------ DATA SECTION ------

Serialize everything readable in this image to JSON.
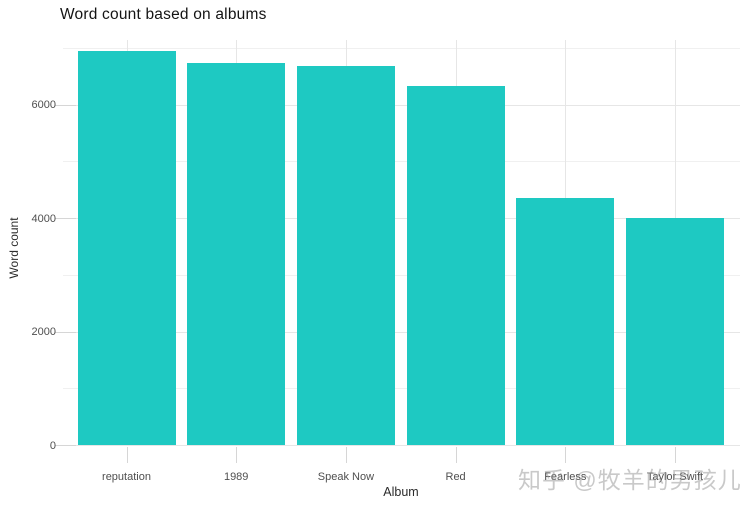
{
  "chart_data": {
    "type": "bar",
    "title": "Word count based on albums",
    "xlabel": "Album",
    "ylabel": "Word count",
    "categories": [
      "reputation",
      "1989",
      "Speak Now",
      "Red",
      "Fearless",
      "Taylor Swift"
    ],
    "values": [
      6940,
      6730,
      6680,
      6330,
      4350,
      4000
    ],
    "ylim": [
      0,
      7140
    ],
    "yticks_major": [
      0,
      2000,
      4000,
      6000
    ],
    "yticks_minor": [
      1000,
      3000,
      5000,
      7000
    ],
    "ytick_labels": [
      "0",
      "2000",
      "4000",
      "6000"
    ],
    "bar_color": "#1EC9C2",
    "grid": true,
    "legend_position": "none",
    "background": "#ffffff"
  },
  "watermark": {
    "text": "知乎 @牧羊的男孩儿"
  }
}
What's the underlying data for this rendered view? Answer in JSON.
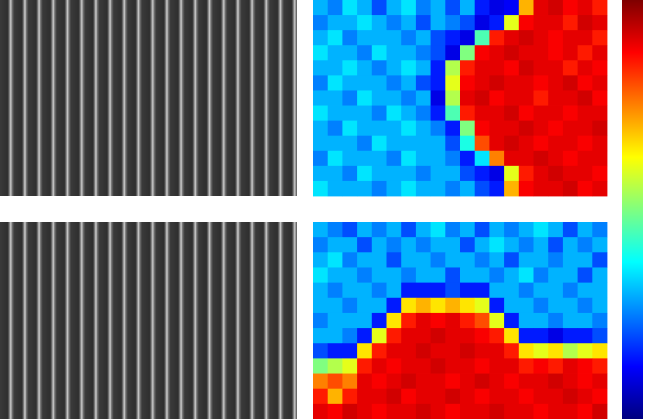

------

**PROBLEM DETAILS:** Repeat each entry exactly. Pictures do not belong in the copy.

**WRITTEN SOLUTION:**
Serialize everything readable in this image to JSON.
{
  "chart_data": {
    "type": "bar",
    "title": "Word count based on albums",
    "xlabel": "Album",
    "ylabel": "Word count",
    "categories": [
      "reputation",
      "1989",
      "Speak Now",
      "Red",
      "Fearless",
      "Taylor Swift"
    ],
    "values": [
      6940,
      6730,
      6680,
      6330,
      4350,
      4000
    ],
    "ylim": [
      0,
      7140
    ],
    "yticks_major": [
      0,
      2000,
      4000,
      6000
    ],
    "yticks_minor": [
      1000,
      3000,
      5000,
      7000
    ],
    "ytick_labels": [
      "0",
      "2000",
      "4000",
      "6000"
    ],
    "bar_color": "#1EC9C2",
    "grid": true,
    "legend_position": "none",
    "background": "#ffffff"
  },
  "watermark": {
    "text": "知乎 @牧羊的男孩儿"
  }
}
What's the underlying data for this rendered view? Answer in JSON.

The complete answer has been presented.